══ TEXT SECTION ══
This is why Muslims prefer to teach the language in order to provide access to the text, rather than translating their book into any and every tongue. And when translations do proliferate, disappointment follows. The stark contrast in response between Western readers of English translations of the Koran and that of the Arabs who heard it and still hear it in the original cannot simply be dismissed as a matter of taste but must be acknowledged as evidence that the language matters and that, to use our earlier way of putting it, the content cannot be removed from the original container (Arabic) and placed in another (English) without being disfigured. Or to use a different analogy, if the message is like a seed, it is one native to Arabic soil and can only really be seen by situating oneself in that context: if instead we try to transplant the message into English, no fruit is produced, because the seed cannot germinate.

Translation destroys scripture due to the fact that scripture is crystalized revelation, and it occurs by necessity in one language and not another, and once it occurs, it is set: it cannot be dissolved and then re-crystalized in another tongue.

There are still more difficulties, however, that are faced when we approach the Koran from without. Language is one of them, as was said above, but mentality is still another. Suffice it to say that just as scripture is revealed in a certain language for a reason, this reason is that language is the vehicle of a certain human type. Vocabularies are not equivalent, and one cannot really learn a language without also being enculturated. Certainly it is possible to memorize the mechanics of a tongue to the extent that you can ‘communicate’ in the street with locals and order food in a restaurant, but that is not the same thing. This is what we mean when we say someone is ‘speaking my language’ in the sense of a meeting of minds, and minds cannot meet unless they are able to identify with one another. We have pressed this point elsewhere, so won’t press it again here.
═══
══ EXTRACTED INFORMATION ══
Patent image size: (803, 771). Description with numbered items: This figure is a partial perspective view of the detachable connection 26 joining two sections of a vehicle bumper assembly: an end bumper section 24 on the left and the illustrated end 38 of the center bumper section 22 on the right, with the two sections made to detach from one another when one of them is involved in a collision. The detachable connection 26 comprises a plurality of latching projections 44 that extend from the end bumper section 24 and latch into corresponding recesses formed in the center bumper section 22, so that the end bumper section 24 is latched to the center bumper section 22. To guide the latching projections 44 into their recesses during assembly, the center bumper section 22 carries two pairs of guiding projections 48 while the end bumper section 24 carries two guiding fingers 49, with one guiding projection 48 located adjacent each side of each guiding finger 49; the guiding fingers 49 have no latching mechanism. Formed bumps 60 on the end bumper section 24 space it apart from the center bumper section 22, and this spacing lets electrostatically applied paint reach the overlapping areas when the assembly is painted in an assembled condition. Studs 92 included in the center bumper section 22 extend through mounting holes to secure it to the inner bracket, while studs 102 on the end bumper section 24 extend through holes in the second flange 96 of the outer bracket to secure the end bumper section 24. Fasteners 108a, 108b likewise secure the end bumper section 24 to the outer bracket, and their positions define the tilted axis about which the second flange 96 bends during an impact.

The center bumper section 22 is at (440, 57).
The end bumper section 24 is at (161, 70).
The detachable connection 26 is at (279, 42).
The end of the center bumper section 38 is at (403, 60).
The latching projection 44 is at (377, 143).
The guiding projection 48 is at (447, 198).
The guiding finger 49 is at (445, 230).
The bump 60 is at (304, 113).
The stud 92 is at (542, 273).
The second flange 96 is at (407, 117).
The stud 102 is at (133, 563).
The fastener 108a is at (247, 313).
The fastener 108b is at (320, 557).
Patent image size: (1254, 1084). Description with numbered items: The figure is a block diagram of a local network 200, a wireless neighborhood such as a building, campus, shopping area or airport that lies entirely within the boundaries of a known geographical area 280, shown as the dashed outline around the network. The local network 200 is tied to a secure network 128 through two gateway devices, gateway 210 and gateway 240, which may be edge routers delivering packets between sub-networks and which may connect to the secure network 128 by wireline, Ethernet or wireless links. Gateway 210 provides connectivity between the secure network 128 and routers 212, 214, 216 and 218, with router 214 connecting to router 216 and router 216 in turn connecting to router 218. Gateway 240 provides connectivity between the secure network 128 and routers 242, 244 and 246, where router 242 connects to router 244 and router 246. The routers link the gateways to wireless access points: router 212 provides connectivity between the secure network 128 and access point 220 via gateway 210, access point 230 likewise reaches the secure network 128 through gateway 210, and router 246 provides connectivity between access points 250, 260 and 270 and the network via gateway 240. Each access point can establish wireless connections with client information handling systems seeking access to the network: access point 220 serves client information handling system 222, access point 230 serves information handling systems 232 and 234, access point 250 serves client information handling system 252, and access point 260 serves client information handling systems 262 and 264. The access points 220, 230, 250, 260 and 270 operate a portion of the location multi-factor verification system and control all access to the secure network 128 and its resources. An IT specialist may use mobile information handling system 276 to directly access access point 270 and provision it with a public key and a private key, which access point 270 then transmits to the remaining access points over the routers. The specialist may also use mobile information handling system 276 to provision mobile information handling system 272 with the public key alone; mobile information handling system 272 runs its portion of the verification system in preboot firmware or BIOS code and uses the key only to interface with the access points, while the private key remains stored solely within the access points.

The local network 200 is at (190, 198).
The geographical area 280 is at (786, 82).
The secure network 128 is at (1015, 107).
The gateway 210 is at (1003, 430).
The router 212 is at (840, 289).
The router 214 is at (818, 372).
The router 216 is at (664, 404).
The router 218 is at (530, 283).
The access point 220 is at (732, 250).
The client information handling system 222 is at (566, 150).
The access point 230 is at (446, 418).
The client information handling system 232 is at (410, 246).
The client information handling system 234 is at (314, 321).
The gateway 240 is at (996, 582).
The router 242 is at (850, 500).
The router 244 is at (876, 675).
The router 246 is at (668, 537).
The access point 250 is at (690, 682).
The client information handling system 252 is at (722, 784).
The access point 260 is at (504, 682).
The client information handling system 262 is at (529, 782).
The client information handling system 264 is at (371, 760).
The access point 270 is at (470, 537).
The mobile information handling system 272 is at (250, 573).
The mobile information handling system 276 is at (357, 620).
═══
● **TO BE DONE**:
- 1) Return the passage on translating the Koran from "There are still" up to and including "it again here.", word for word.
- 2) List each line of the records that contains the string "flange".

● **LIST OF SOLUTIONS**:
- 1)
There are still more difficulties, however, that are faced when we approach the Koran from without. Language is one of them, as was said above, but mentality is still another. Suffice it to say that just as scripture is revealed in a certain language for a reason, this reason is that language is the vehicle of a certain human type. Vocabularies are not equivalent, and one cannot really learn a language without also being enculturated. Certainly it is possible to memorize the mechanics of a tongue to the extent that you can ‘communicate’ in the street with locals and order food in a restaurant, but that is not the same thing. This is what we mean when we say someone is ‘speaking my language’ in the sense of a meeting of minds, and minds cannot meet unless they are able to identify with one another. We have pressed this point elsewhere, so won’t press it again here.

- 2)
Patent image size: (803, 771). Description with numbered items: This figure is a partial perspective view of the detachable connection 26 joining two sections of a vehicle bumper assembly: an end bumper section 24 on the left and the illustrated end 38 of the center bumper section 22 on the right, with the two sections made to detach from one another when one of them is involved in a collision. The detachable connection 26 comprises a plurality of latching projections 44 that extend from the end bumper section 24 and latch into corresponding recesses formed in the center bumper section 22, so that the end bumper section 24 is latched to the center bumper section 22. To guide the latching projections 44 into their recesses during assembly, the center bumper section 22 carries two pairs of guiding projections 48 while the end bumper section 24 carries two guiding fingers 49, with one guiding projection 48 located adjacent each side of each guiding finger 49; the guiding fingers 49 have no latching mechanism. Formed bumps 60 on the end bumper section 24 space it apart from the center bumper section 22, and this spacing lets electrostatically applied paint reach the overlapping areas when the assembly is painted in an assembled condition. Studs 92 included in the center bumper section 22 extend through mounting holes to secure it to the inner bracket, while studs 102 on the end bumper section 24 extend through holes in the second flange 96 of the outer bracket to secure the end bumper section 24. Fasteners 108a, 108b likewise secure the end bumper section 24 to the outer bracket, and their positions define the tilted axis about which the second flange 96 bends during an impact.
The second flange 96 is at (407, 117).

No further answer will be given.